# YOUR TASK
Read the records and gather each line that includes "flaca".

# INFORMATION GIVEN
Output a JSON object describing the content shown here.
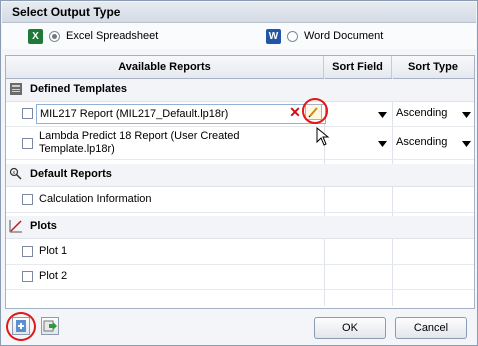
{
  "output_type": {
    "title": "Select Output Type",
    "excel_label": "Excel Spreadsheet",
    "word_label": "Word Document",
    "selected": "Excel Spreadsheet",
    "excel_icon_letter": "X",
    "word_icon_letter": "W"
  },
  "grid": {
    "col_reports": "Available Reports",
    "col_sort_field": "Sort Field",
    "col_sort_type": "Sort Type"
  },
  "sections": {
    "defined": {
      "label": "Defined Templates",
      "icon": "templates-icon",
      "items": [
        {
          "label": "MIL217 Report (MIL217_Default.lp18r)",
          "sort_type": "Ascending",
          "checked": false
        },
        {
          "label": "Lambda Predict 18 Report (User Created",
          "label2": "Template.lp18r)",
          "sort_type": "Ascending",
          "checked": false
        }
      ]
    },
    "default": {
      "label": "Default Reports",
      "icon": "report-icon",
      "items": [
        {
          "label": "Calculation Information",
          "checked": false
        }
      ]
    },
    "plots": {
      "label": "Plots",
      "icon": "plot-icon",
      "items": [
        {
          "label": "Plot 1",
          "checked": false
        },
        {
          "label": "Plot 2",
          "checked": false
        }
      ]
    }
  },
  "footer": {
    "ok_label": "OK",
    "cancel_label": "Cancel",
    "add_icon": "add-template-icon",
    "export_icon": "export-icon"
  },
  "colors": {
    "highlight_circle": "#e01818",
    "header_bg": "#dde3eb",
    "excel_green": "#1f7a3a",
    "word_blue": "#2155a8"
  }
}
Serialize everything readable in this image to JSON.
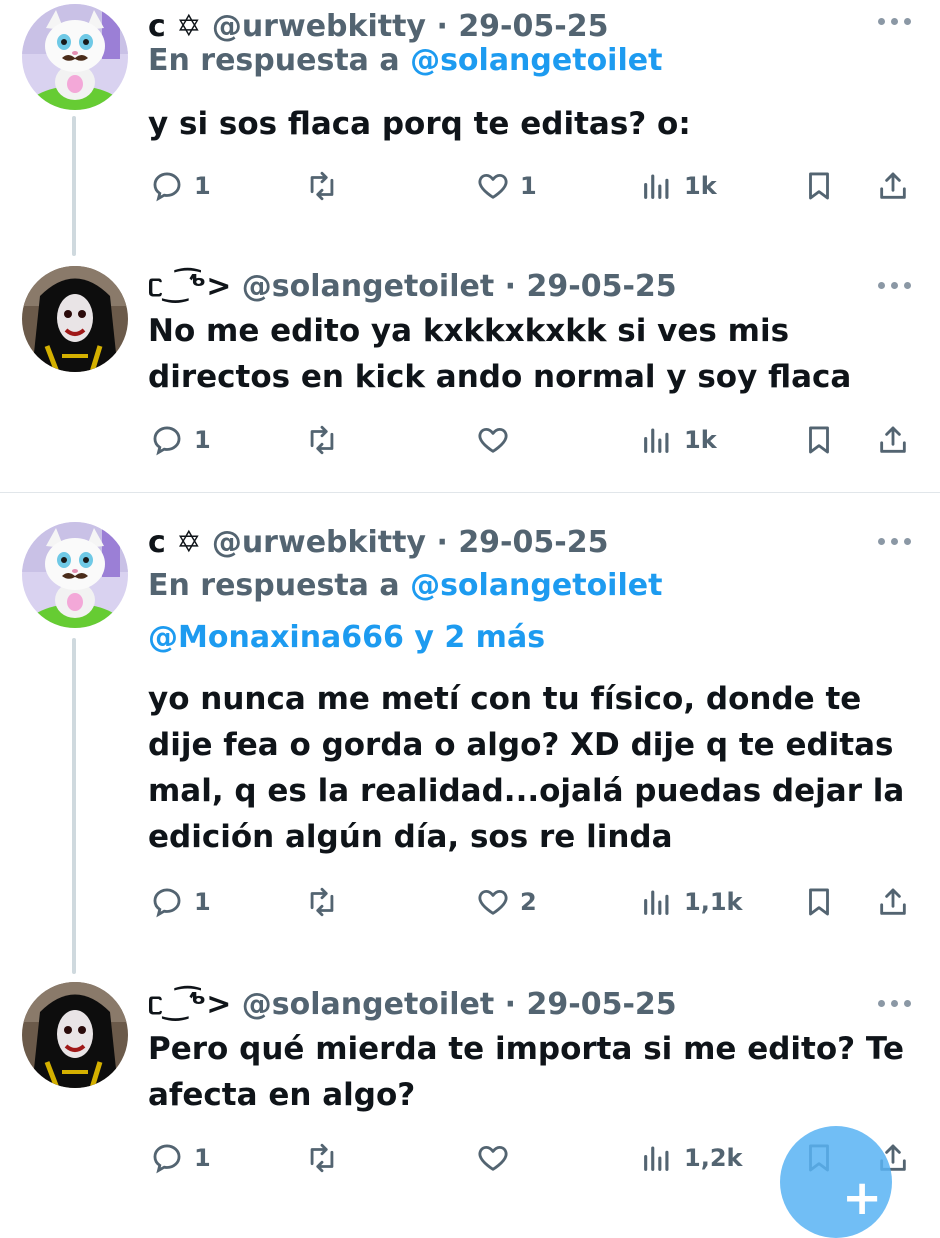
{
  "tweets": [
    {
      "display_name": "c ✡",
      "handle": "@urwebkitty",
      "sep": "·",
      "date": "29-05-25",
      "reply_prefix": "En respuesta a",
      "reply_user": "@solangetoilet",
      "reply_more": "",
      "text": "y si sos flaca porq te editas? o:",
      "replies": "1",
      "retweets": "",
      "likes": "1",
      "views": "1k"
    },
    {
      "display_name": "ᥴ‿͡ᕻ>",
      "handle": "@solangetoilet",
      "sep": "·",
      "date": "29-05-25",
      "text": "No me edito ya kxkkxkxkk si ves mis directos en kick ando normal y soy flaca",
      "replies": "1",
      "retweets": "",
      "likes": "",
      "views": "1k"
    },
    {
      "display_name": "c ✡",
      "handle": "@urwebkitty",
      "sep": "·",
      "date": "29-05-25",
      "reply_prefix": "En respuesta a",
      "reply_user": "@solangetoilet",
      "reply_more": "@Monaxina666 y 2 más",
      "text": "yo nunca me metí con tu físico, donde te dije fea o gorda o algo? XD dije q te editas mal, q es la realidad...ojalá puedas dejar la edición algún día, sos re linda",
      "replies": "1",
      "retweets": "",
      "likes": "2",
      "views": "1,1k"
    },
    {
      "display_name": "ᥴ‿͡ᕻ>",
      "handle": "@solangetoilet",
      "sep": "·",
      "date": "29-05-25",
      "text": "Pero qué mierda te importa si me edito? Te afecta en algo?",
      "replies": "1",
      "retweets": "",
      "likes": "",
      "views": "1,2k"
    }
  ],
  "fab": {
    "label": "+"
  },
  "colors": {
    "link": "#1d9bf0",
    "muted": "#536471",
    "text": "#0f1419",
    "thread": "#cfd9de",
    "fab": "#58b3f3"
  },
  "icons": [
    "reply-icon",
    "retweet-icon",
    "like-icon",
    "views-icon",
    "bookmark-icon",
    "share-icon",
    "more-icon"
  ]
}
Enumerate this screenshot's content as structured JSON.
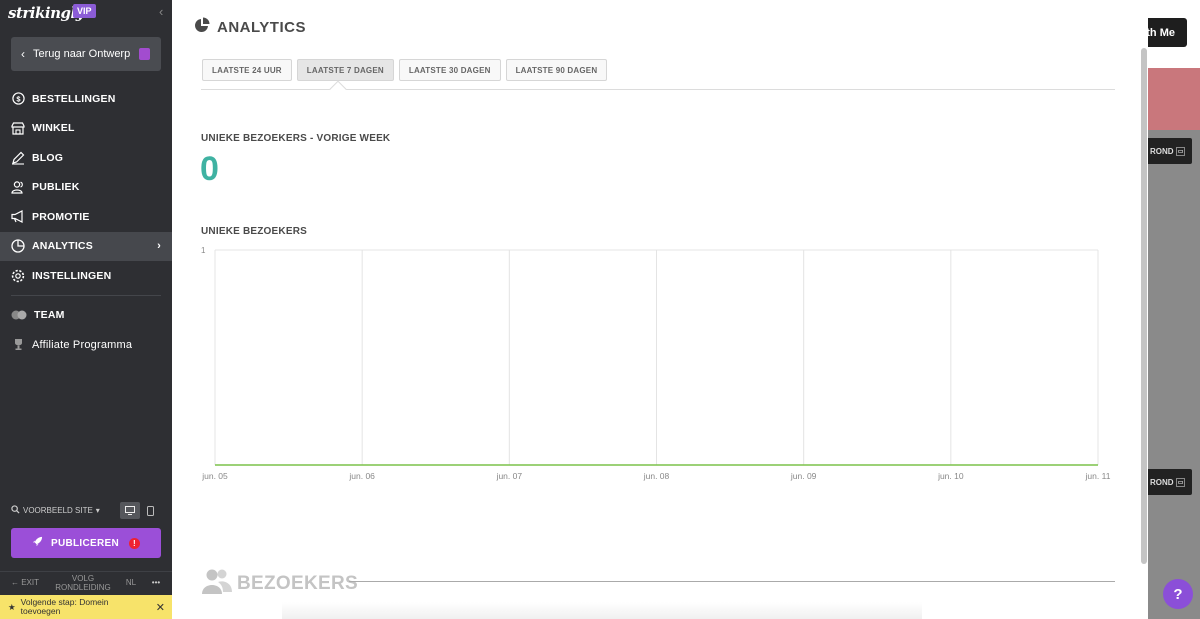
{
  "sidebar": {
    "logo": "strikingly",
    "badge": "VIP",
    "back_label": "Terug naar Ontwerp",
    "items": [
      {
        "label": "BESTELLINGEN",
        "icon": "dollar-circle-icon"
      },
      {
        "label": "WINKEL",
        "icon": "store-icon"
      },
      {
        "label": "BLOG",
        "icon": "pen-icon"
      },
      {
        "label": "PUBLIEK",
        "icon": "people-icon"
      },
      {
        "label": "PROMOTIE",
        "icon": "megaphone-icon"
      },
      {
        "label": "ANALYTICS",
        "icon": "pie-chart-icon",
        "active": true
      },
      {
        "label": "INSTELLINGEN",
        "icon": "gear-icon"
      }
    ],
    "team_label": "TEAM",
    "affiliate_label": "Affiliate Programma",
    "preview_label": "VOORBEELD SITE",
    "publish_label": "PUBLICEREN",
    "footer": {
      "exit": "EXIT",
      "tour_line1": "VOLG",
      "tour_line2": "RONDLEIDING",
      "lang": "NL",
      "more": "•••"
    },
    "banner_line1": "Volgende stap: Domein",
    "banner_line2": "toevoegen"
  },
  "background_site": {
    "button_label": "th Me",
    "bar_label": "ROND"
  },
  "panel": {
    "title": "ANALYTICS",
    "tabs": [
      "LAATSTE 24 UUR",
      "LAATSTE 7 DAGEN",
      "LAATSTE 30 DAGEN",
      "LAATSTE 90 DAGEN"
    ],
    "active_tab": 1,
    "stat_label": "UNIEKE BEZOEKERS - VORIGE WEEK",
    "stat_value": "0",
    "chart_label": "UNIEKE BEZOEKERS",
    "next_section": "BEZOEKERS"
  },
  "chart_data": {
    "type": "line",
    "categories": [
      "jun. 05",
      "jun. 06",
      "jun. 07",
      "jun. 08",
      "jun. 09",
      "jun. 10",
      "jun. 11"
    ],
    "series": [
      {
        "values": [
          0,
          0,
          0,
          0,
          0,
          0,
          0
        ],
        "color": "#7cc24a"
      }
    ],
    "yticks": [
      "1"
    ],
    "ylim": [
      0,
      1
    ],
    "grid": true
  },
  "colors": {
    "accent": "#9b4fd8",
    "stat": "#3fb2a2",
    "sidebar": "#2e2f33"
  }
}
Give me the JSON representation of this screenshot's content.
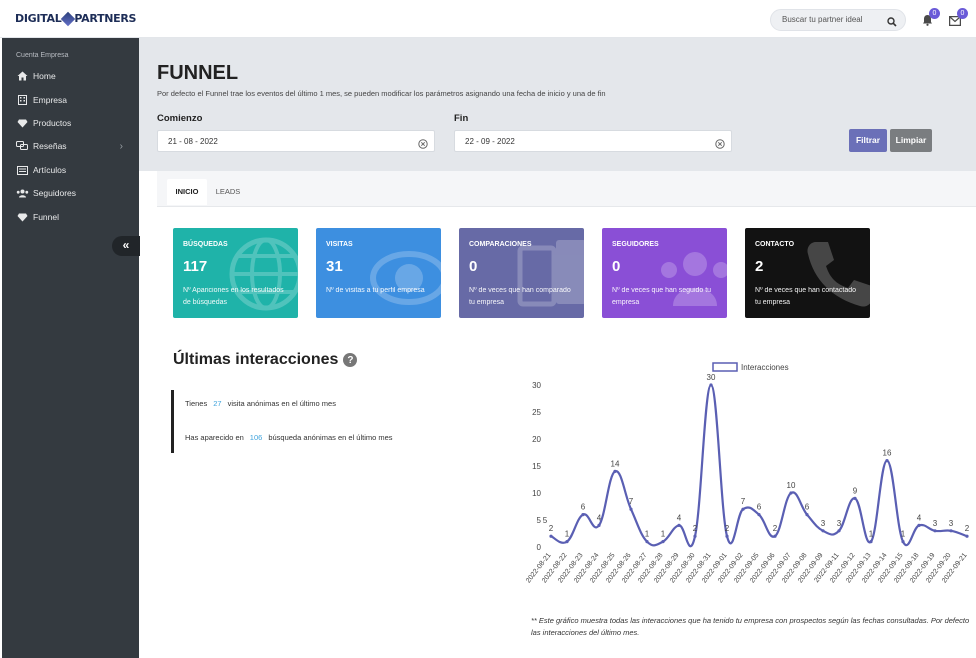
{
  "app": {
    "logo_left": "DIGITAL",
    "logo_right": "PARTNERS",
    "search_placeholder": "Buscar tu partner ideal",
    "notifications_count": "0",
    "messages_count": "0"
  },
  "sidebar": {
    "header": "Cuenta Empresa",
    "items": [
      {
        "label": "Home",
        "icon": "home-icon"
      },
      {
        "label": "Empresa",
        "icon": "building-icon"
      },
      {
        "label": "Productos",
        "icon": "diamond-icon"
      },
      {
        "label": "Reseñas",
        "icon": "comments-icon",
        "has_submenu": true
      },
      {
        "label": "Artículos",
        "icon": "newspaper-icon"
      },
      {
        "label": "Seguidores",
        "icon": "users-icon"
      },
      {
        "label": "Funnel",
        "icon": "diamond-icon"
      }
    ],
    "collapse_label": "«"
  },
  "header": {
    "title": "FUNNEL",
    "description": "Por defecto el Funnel trae los eventos del último 1 mes, se pueden modificar los parámetros asignando una fecha de inicio y una de fin",
    "start_label": "Comienzo",
    "start_value": "21 - 08 - 2022",
    "end_label": "Fin",
    "end_value": "22 - 09 - 2022",
    "filter_button": "Filtrar",
    "clear_button": "Limpiar",
    "filter_color": "#6b70b8",
    "clear_color": "#7a7d80"
  },
  "tabs": [
    {
      "label": "INICIO",
      "active": true
    },
    {
      "label": "LEADS",
      "active": false
    }
  ],
  "cards": [
    {
      "title": "BÚSQUEDAS",
      "value": "117",
      "description": "Nº Apariciones en los resultados de búsquedas",
      "color": "#1fb3a9",
      "icon": "globe-icon"
    },
    {
      "title": "VISITAS",
      "value": "31",
      "description": "Nº de visitas a tu perfil empresa",
      "color": "#3d8fe0",
      "icon": "eye-icon"
    },
    {
      "title": "COMPARACIONES",
      "value": "0",
      "description": "Nº de veces que han comparado tu empresa",
      "color": "#676aa6",
      "icon": "compare-icon"
    },
    {
      "title": "SEGUIDORES",
      "value": "0",
      "description": "Nº de veces que han seguido tu empresa",
      "color": "#8a4fd6",
      "icon": "users-icon"
    },
    {
      "title": "CONTACTO",
      "value": "2",
      "description": "Nº de veces que han contactado tu empresa",
      "color": "#121212",
      "icon": "phone-icon"
    }
  ],
  "interactions": {
    "title": "Últimas interacciones",
    "visits_prefix": "Tienes",
    "visits_value": "27",
    "visits_suffix": "visita anónimas en el último mes",
    "search_prefix": "Has aparecido en",
    "search_value": "106",
    "search_suffix": "búsqueda anónimas en el último mes",
    "footnote_line1": "** Este gráfico muestra todas las interacciones que ha tenido tu empresa con prospectos según las fechas consultadas. Por defecto",
    "footnote_line2": "las interacciones del último mes."
  },
  "chart_data": {
    "type": "line",
    "x": [
      "2022-08-21",
      "2022-08-22",
      "2022-08-23",
      "2022-08-24",
      "2022-08-25",
      "2022-08-26",
      "2022-08-27",
      "2022-08-28",
      "2022-08-29",
      "2022-08-30",
      "2022-08-31",
      "2022-09-01",
      "2022-09-02",
      "2022-09-05",
      "2022-09-06",
      "2022-09-07",
      "2022-09-08",
      "2022-09-09",
      "2022-09-11",
      "2022-09-12",
      "2022-09-13",
      "2022-09-14",
      "2022-09-15",
      "2022-09-18",
      "2022-09-19",
      "2022-09-20",
      "2022-09-21"
    ],
    "series": [
      {
        "name": "Interacciones",
        "values": [
          2,
          1,
          6,
          4,
          14,
          7,
          1,
          1,
          4,
          2,
          30,
          2,
          7,
          6,
          2,
          10,
          6,
          3,
          3,
          9,
          1,
          16,
          1,
          4,
          3,
          3,
          2
        ],
        "color": "#5a5fb3"
      }
    ],
    "data_labels": [
      "2",
      "1",
      "6",
      "4",
      "14",
      "7",
      "1",
      "1",
      "4",
      "2",
      "30",
      "2",
      "7",
      "6",
      "2",
      "10",
      "6",
      "3",
      "3",
      "9",
      "1",
      "16",
      "1",
      "4",
      "3",
      "3",
      "2"
    ],
    "extra_label": "5",
    "yticks": [
      "0",
      "5",
      "10",
      "15",
      "20",
      "25",
      "30"
    ],
    "ylim": [
      0,
      30
    ],
    "legend": "top-center",
    "grid": false
  }
}
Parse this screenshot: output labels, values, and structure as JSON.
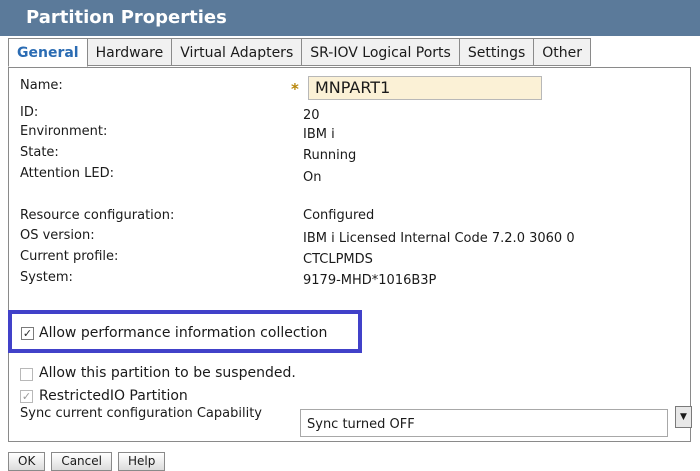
{
  "window": {
    "title": "Partition Properties"
  },
  "tabs": [
    {
      "label": "General",
      "active": true
    },
    {
      "label": "Hardware"
    },
    {
      "label": "Virtual Adapters"
    },
    {
      "label": "SR-IOV Logical Ports"
    },
    {
      "label": "Settings"
    },
    {
      "label": "Other"
    }
  ],
  "general": {
    "name_label": "Name:",
    "name_value": "MNPART1",
    "required_marker": "*",
    "id_label": "ID:",
    "id_value": "20",
    "environment_label": "Environment:",
    "environment_value": "IBM i",
    "state_label": "State:",
    "state_value": "Running",
    "attention_led_label": "Attention LED:",
    "attention_led_value": "On",
    "resource_config_label": "Resource configuration:",
    "resource_config_value": "Configured",
    "os_version_label": "OS version:",
    "os_version_value": "IBM i Licensed Internal Code 7.2.0 3060 0",
    "current_profile_label": "Current profile:",
    "current_profile_value": "CTCLPMDS",
    "system_label": "System:",
    "system_value": "9179-MHD*1016B3P"
  },
  "options": {
    "perf_collection_label": "Allow performance information collection",
    "perf_collection_checked": true,
    "suspend_label": "Allow this partition to be suspended.",
    "suspend_checked": false,
    "restricted_io_label": "RestrictedIO Partition",
    "restricted_io_checked": true,
    "sync_label": "Sync current configuration Capability",
    "sync_value": "Sync turned OFF"
  },
  "buttons": {
    "ok": "OK",
    "cancel": "Cancel",
    "help": "Help"
  },
  "colors": {
    "titlebar": "#5b7a9a",
    "active_tab_text": "#2b6cb3",
    "highlight_border": "#4141c9",
    "name_field_bg": "#fbf1d6"
  }
}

# WRITTEN SOLUTION
      "text": "y si sos flaca porq te editas? o:",
      "text": "No me edito ya kxkkxkxkk si ves mis directos en kick ando normal y soy flaca",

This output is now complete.